Figure content listings:
----
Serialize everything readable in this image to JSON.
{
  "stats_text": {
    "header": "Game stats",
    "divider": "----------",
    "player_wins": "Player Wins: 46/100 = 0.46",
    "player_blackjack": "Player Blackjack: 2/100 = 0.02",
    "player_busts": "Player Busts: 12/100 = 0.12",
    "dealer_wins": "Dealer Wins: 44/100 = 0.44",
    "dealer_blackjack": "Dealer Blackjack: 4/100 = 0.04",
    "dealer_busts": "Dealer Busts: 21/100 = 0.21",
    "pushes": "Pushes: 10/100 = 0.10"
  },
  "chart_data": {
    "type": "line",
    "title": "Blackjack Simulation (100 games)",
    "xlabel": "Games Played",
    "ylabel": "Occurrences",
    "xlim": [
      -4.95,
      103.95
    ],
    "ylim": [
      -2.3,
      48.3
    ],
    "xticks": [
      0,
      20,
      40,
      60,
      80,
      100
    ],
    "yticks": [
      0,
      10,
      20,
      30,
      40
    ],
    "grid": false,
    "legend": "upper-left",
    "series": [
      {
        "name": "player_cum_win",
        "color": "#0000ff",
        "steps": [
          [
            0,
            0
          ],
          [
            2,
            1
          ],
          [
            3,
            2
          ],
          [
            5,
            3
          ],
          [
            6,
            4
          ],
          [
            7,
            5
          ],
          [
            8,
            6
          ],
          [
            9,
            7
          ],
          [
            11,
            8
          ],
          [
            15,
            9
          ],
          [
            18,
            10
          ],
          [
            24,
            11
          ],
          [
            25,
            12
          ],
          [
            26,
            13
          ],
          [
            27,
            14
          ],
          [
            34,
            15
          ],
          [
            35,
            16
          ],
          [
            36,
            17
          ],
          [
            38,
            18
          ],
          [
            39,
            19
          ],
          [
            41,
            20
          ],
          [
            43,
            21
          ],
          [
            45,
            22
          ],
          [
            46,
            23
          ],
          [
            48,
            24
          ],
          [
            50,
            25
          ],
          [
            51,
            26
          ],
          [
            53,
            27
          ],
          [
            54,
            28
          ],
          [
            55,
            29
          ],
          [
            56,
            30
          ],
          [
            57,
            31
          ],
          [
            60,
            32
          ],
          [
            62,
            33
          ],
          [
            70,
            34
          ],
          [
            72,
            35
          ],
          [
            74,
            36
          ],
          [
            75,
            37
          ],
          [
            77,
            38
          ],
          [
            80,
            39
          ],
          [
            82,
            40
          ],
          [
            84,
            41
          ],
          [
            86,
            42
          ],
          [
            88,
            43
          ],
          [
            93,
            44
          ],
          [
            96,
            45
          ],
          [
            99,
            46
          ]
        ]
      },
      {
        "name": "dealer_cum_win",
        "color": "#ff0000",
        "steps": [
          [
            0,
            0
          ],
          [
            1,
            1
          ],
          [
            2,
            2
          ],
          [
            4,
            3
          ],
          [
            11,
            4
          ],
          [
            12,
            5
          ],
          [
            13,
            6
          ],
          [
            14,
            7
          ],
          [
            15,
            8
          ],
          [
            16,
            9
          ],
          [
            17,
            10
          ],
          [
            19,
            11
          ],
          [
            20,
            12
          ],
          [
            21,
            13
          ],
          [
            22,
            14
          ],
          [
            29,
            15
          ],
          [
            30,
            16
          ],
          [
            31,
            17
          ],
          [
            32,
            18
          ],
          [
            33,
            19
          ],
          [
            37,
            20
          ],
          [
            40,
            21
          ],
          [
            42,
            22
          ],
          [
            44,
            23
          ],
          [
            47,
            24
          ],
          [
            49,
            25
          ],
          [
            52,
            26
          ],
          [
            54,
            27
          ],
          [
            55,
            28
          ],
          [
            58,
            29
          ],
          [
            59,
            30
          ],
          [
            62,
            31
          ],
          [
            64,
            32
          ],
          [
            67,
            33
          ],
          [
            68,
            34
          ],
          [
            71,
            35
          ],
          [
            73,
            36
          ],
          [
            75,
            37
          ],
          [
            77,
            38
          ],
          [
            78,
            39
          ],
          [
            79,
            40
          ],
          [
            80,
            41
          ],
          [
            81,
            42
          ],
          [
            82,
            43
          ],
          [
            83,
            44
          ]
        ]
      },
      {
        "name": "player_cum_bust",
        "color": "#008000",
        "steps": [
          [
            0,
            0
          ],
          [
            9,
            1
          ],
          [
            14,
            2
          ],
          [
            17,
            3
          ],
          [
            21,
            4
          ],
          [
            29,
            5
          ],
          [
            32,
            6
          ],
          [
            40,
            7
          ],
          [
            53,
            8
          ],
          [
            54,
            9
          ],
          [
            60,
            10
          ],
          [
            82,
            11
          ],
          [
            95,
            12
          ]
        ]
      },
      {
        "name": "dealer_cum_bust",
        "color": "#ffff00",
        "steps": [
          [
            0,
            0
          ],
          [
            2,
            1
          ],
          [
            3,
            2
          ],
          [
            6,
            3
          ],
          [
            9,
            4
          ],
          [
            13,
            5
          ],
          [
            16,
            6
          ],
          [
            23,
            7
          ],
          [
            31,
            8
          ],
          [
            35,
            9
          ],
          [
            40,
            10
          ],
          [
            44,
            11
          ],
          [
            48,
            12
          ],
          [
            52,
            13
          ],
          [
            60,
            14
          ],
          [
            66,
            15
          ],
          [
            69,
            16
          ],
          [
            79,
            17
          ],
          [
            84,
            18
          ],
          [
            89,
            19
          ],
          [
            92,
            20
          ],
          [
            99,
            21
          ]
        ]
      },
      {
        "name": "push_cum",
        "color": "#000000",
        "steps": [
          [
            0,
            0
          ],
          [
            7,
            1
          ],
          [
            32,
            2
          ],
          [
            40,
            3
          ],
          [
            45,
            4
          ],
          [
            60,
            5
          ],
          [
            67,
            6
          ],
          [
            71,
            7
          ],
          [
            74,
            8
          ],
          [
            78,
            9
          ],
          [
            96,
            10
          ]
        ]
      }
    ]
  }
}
----
**Instructions to follow:**
Copy all the lines, exactly.

**Result for this exercise:**
Serialize everything readable in this image to JSON.
{
  "stats_text": {
    "header": "Game stats",
    "divider": "----------",
    "player_wins": "Player Wins: 46/100 = 0.46",
    "player_blackjack": "Player Blackjack: 2/100 = 0.02",
    "player_busts": "Player Busts: 12/100 = 0.12",
    "dealer_wins": "Dealer Wins: 44/100 = 0.44",
    "dealer_blackjack": "Dealer Blackjack: 4/100 = 0.04",
    "dealer_busts": "Dealer Busts: 21/100 = 0.21",
    "pushes": "Pushes: 10/100 = 0.10"
  },
  "chart_data": {
    "type": "line",
    "title": "Blackjack Simulation (100 games)",
    "xlabel": "Games Played",
    "ylabel": "Occurrences",
    "xlim": [
      -4.95,
      103.95
    ],
    "ylim": [
      -2.3,
      48.3
    ],
    "xticks": [
      0,
      20,
      40,
      60,
      80,
      100
    ],
    "yticks": [
      0,
      10,
      20,
      30,
      40
    ],
    "grid": false,
    "legend": "upper-left",
    "series": [
      {
        "name": "player_cum_win",
        "color": "#0000ff",
        "steps": [
          [
            0,
            0
          ],
          [
            2,
            1
          ],
          [
            3,
            2
          ],
          [
            5,
            3
          ],
          [
            6,
            4
          ],
          [
            7,
            5
          ],
          [
            8,
            6
          ],
          [
            9,
            7
          ],
          [
            11,
            8
          ],
          [
            15,
            9
          ],
          [
            18,
            10
          ],
          [
            24,
            11
          ],
          [
            25,
            12
          ],
          [
            26,
            13
          ],
          [
            27,
            14
          ],
          [
            34,
            15
          ],
          [
            35,
            16
          ],
          [
            36,
            17
          ],
          [
            38,
            18
          ],
          [
            39,
            19
          ],
          [
            41,
            20
          ],
          [
            43,
            21
          ],
          [
            45,
            22
          ],
          [
            46,
            23
          ],
          [
            48,
            24
          ],
          [
            50,
            25
          ],
          [
            51,
            26
          ],
          [
            53,
            27
          ],
          [
            54,
            28
          ],
          [
            55,
            29
          ],
          [
            56,
            30
          ],
          [
            57,
            31
          ],
          [
            60,
            32
          ],
          [
            62,
            33
          ],
          [
            70,
            34
          ],
          [
            72,
            35
          ],
          [
            74,
            36
          ],
          [
            75,
            37
          ],
          [
            77,
            38
          ],
          [
            80,
            39
          ],
          [
            82,
            40
          ],
          [
            84,
            41
          ],
          [
            86,
            42
          ],
          [
            88,
            43
          ],
          [
            93,
            44
          ],
          [
            96,
            45
          ],
          [
            99,
            46
          ]
        ]
      },
      {
        "name": "dealer_cum_win",
        "color": "#ff0000",
        "steps": [
          [
            0,
            0
          ],
          [
            1,
            1
          ],
          [
            2,
            2
          ],
          [
            4,
            3
          ],
          [
            11,
            4
          ],
          [
            12,
            5
          ],
          [
            13,
            6
          ],
          [
            14,
            7
          ],
          [
            15,
            8
          ],
          [
            16,
            9
          ],
          [
            17,
            10
          ],
          [
            19,
            11
          ],
          [
            20,
            12
          ],
          [
            21,
            13
          ],
          [
            22,
            14
          ],
          [
            29,
            15
          ],
          [
            30,
            16
          ],
          [
            31,
            17
          ],
          [
            32,
            18
          ],
          [
            33,
            19
          ],
          [
            37,
            20
          ],
          [
            40,
            21
          ],
          [
            42,
            22
          ],
          [
            44,
            23
          ],
          [
            47,
            24
          ],
          [
            49,
            25
          ],
          [
            52,
            26
          ],
          [
            54,
            27
          ],
          [
            55,
            28
          ],
          [
            58,
            29
          ],
          [
            59,
            30
          ],
          [
            62,
            31
          ],
          [
            64,
            32
          ],
          [
            67,
            33
          ],
          [
            68,
            34
          ],
          [
            71,
            35
          ],
          [
            73,
            36
          ],
          [
            75,
            37
          ],
          [
            77,
            38
          ],
          [
            78,
            39
          ],
          [
            79,
            40
          ],
          [
            80,
            41
          ],
          [
            81,
            42
          ],
          [
            82,
            43
          ],
          [
            83,
            44
          ]
        ]
      },
      {
        "name": "player_cum_bust",
        "color": "#008000",
        "steps": [
          [
            0,
            0
          ],
          [
            9,
            1
          ],
          [
            14,
            2
          ],
          [
            17,
            3
          ],
          [
            21,
            4
          ],
          [
            29,
            5
          ],
          [
            32,
            6
          ],
          [
            40,
            7
          ],
          [
            53,
            8
          ],
          [
            54,
            9
          ],
          [
            60,
            10
          ],
          [
            82,
            11
          ],
          [
            95,
            12
          ]
        ]
      },
      {
        "name": "dealer_cum_bust",
        "color": "#ffff00",
        "steps": [
          [
            0,
            0
          ],
          [
            2,
            1
          ],
          [
            3,
            2
          ],
          [
            6,
            3
          ],
          [
            9,
            4
          ],
          [
            13,
            5
          ],
          [
            16,
            6
          ],
          [
            23,
            7
          ],
          [
            31,
            8
          ],
          [
            35,
            9
          ],
          [
            40,
            10
          ],
          [
            44,
            11
          ],
          [
            48,
            12
          ],
          [
            52,
            13
          ],
          [
            60,
            14
          ],
          [
            66,
            15
          ],
          [
            69,
            16
          ],
          [
            79,
            17
          ],
          [
            84,
            18
          ],
          [
            89,
            19
          ],
          [
            92,
            20
          ],
          [
            99,
            21
          ]
        ]
      },
      {
        "name": "push_cum",
        "color": "#000000",
        "steps": [
          [
            0,
            0
          ],
          [
            7,
            1
          ],
          [
            32,
            2
          ],
          [
            40,
            3
          ],
          [
            45,
            4
          ],
          [
            60,
            5
          ],
          [
            67,
            6
          ],
          [
            71,
            7
          ],
          [
            74,
            8
          ],
          [
            78,
            9
          ],
          [
            96,
            10
          ]
        ]
      }
    ]
  }
}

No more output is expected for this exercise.